**Directions**
Leave out the images; return the rest of the data exactly.

**Data supplied**
# # # #
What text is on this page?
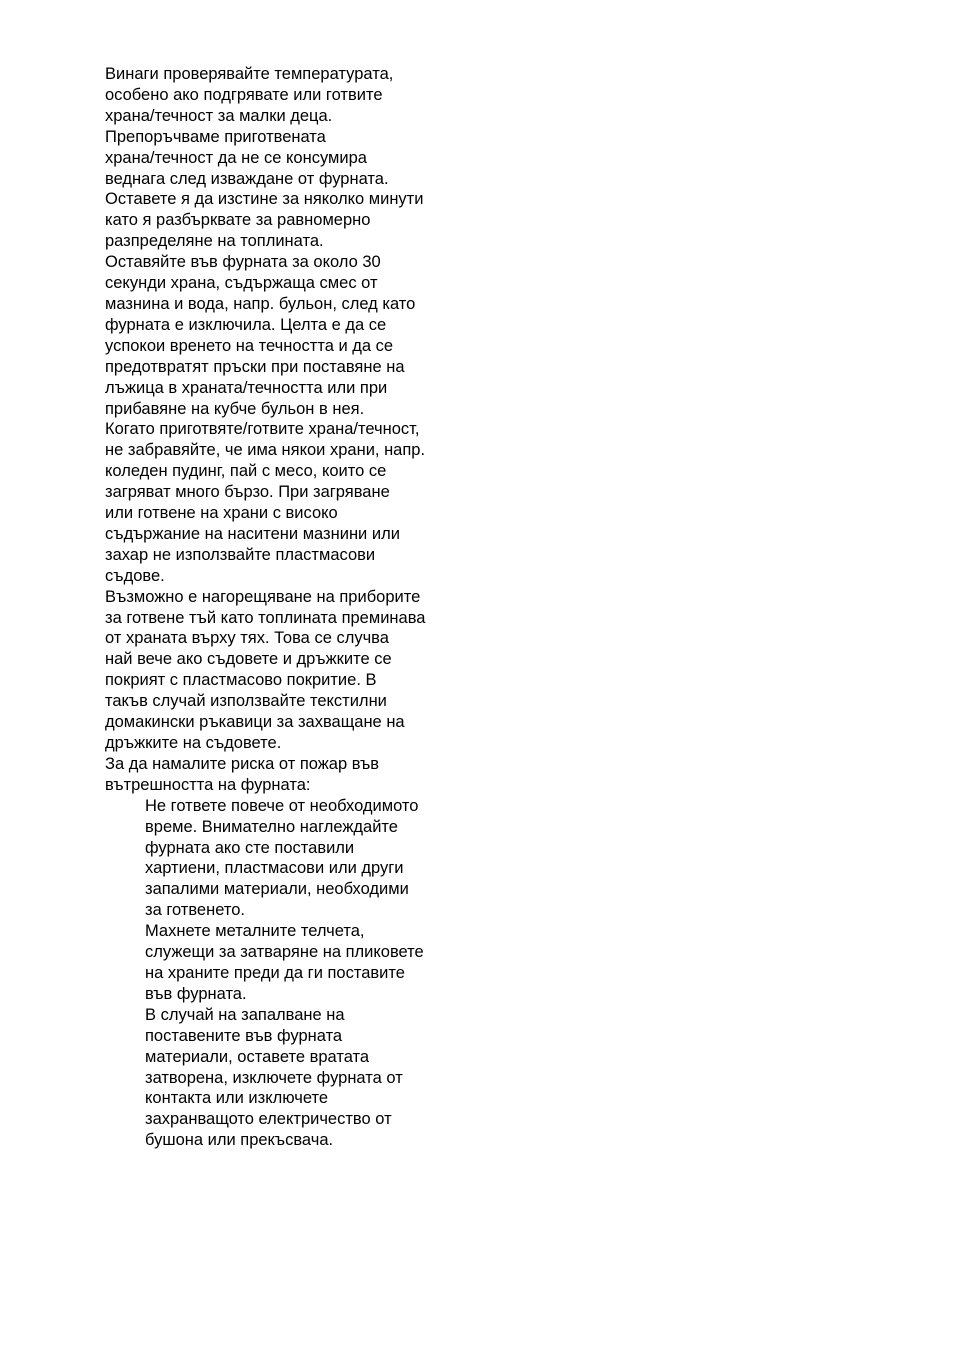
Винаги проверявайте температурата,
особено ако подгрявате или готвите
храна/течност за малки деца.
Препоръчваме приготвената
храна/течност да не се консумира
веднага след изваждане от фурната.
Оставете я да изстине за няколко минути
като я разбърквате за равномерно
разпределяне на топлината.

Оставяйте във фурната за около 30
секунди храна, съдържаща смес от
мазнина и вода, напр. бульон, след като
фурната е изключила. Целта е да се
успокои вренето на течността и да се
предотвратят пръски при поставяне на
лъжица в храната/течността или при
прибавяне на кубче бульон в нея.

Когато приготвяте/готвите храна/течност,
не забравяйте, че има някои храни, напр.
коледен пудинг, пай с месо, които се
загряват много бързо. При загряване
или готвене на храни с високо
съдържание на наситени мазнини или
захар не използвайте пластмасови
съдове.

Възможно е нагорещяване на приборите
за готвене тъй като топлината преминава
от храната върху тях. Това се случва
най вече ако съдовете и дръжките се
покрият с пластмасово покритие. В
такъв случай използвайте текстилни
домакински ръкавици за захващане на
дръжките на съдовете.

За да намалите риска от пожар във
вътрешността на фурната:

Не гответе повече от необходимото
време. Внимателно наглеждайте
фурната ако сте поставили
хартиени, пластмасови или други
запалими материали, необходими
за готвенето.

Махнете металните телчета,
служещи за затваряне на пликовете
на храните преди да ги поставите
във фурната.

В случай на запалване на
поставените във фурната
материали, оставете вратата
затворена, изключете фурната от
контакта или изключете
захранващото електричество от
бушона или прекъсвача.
# # # #
**Output of the exercise**
What text is on this page?
Винаги проверявайте температурата,
особено ако подгрявате или готвите
храна/течност за малки деца.
Препоръчваме приготвената
храна/течност да не се консумира
веднага след изваждане от фурната.
Оставете я да изстине за няколко минути
като я разбърквате за равномерно
разпределяне на топлината.

Оставяйте във фурната за около 30
секунди храна, съдържаща смес от
мазнина и вода, напр. бульон, след като
фурната е изключила. Целта е да се
успокои вренето на течността и да се
предотвратят пръски при поставяне на
лъжица в храната/течността или при
прибавяне на кубче бульон в нея.

Когато приготвяте/готвите храна/течност,
не забравяйте, че има някои храни, напр.
коледен пудинг, пай с месо, които се
загряват много бързо. При загряване
или готвене на храни с високо
съдържание на наситени мазнини или
захар не използвайте пластмасови
съдове.

Възможно е нагорещяване на приборите
за готвене тъй като топлината преминава
от храната върху тях. Това се случва
най вече ако съдовете и дръжките се
покрият с пластмасово покритие. В
такъв случай използвайте текстилни
домакински ръкавици за захващане на
дръжките на съдовете.

За да намалите риска от пожар във
вътрешността на фурната:

Не гответе повече от необходимото
време. Внимателно наглеждайте
фурната ако сте поставили
хартиени, пластмасови или други
запалими материали, необходими
за готвенето.

Махнете металните телчета,
служещи за затваряне на пликовете
на храните преди да ги поставите
във фурната.

В случай на запалване на
поставените във фурната
материали, оставете вратата
затворена, изключете фурната от
контакта или изключете
захранващото електричество от
бушона или прекъсвача.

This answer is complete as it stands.